# [Required work]
Among the entries below, find the lines with "icon" and copy them.

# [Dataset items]
___
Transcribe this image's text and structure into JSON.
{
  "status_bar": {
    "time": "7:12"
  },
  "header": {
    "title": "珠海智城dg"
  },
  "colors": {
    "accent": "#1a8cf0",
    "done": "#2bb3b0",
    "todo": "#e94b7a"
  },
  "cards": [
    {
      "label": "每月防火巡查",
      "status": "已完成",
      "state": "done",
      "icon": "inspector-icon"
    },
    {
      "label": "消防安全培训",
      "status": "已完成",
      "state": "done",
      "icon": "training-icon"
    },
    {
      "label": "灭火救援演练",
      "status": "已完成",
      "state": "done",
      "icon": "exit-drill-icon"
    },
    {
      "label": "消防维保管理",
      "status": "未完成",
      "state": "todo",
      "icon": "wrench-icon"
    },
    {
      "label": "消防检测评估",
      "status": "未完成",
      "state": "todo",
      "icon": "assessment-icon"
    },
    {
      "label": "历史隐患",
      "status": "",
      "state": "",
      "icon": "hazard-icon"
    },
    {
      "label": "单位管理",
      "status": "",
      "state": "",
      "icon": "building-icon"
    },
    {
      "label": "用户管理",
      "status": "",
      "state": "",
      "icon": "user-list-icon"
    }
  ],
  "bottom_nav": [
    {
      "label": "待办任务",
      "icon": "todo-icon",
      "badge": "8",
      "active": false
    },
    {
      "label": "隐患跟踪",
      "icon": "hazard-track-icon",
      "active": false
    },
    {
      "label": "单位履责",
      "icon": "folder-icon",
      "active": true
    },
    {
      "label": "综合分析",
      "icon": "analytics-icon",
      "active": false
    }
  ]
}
___
# [Problem solution]
      "icon": "inspector-icon"
      "icon": "training-icon"
      "icon": "exit-drill-icon"
      "icon": "wrench-icon"
      "icon": "assessment-icon"
      "icon": "hazard-icon"
      "icon": "building-icon"
      "icon": "user-list-icon"
      "icon": "todo-icon",
      "icon": "hazard-track-icon",
      "icon": "folder-icon",
      "icon": "analytics-icon",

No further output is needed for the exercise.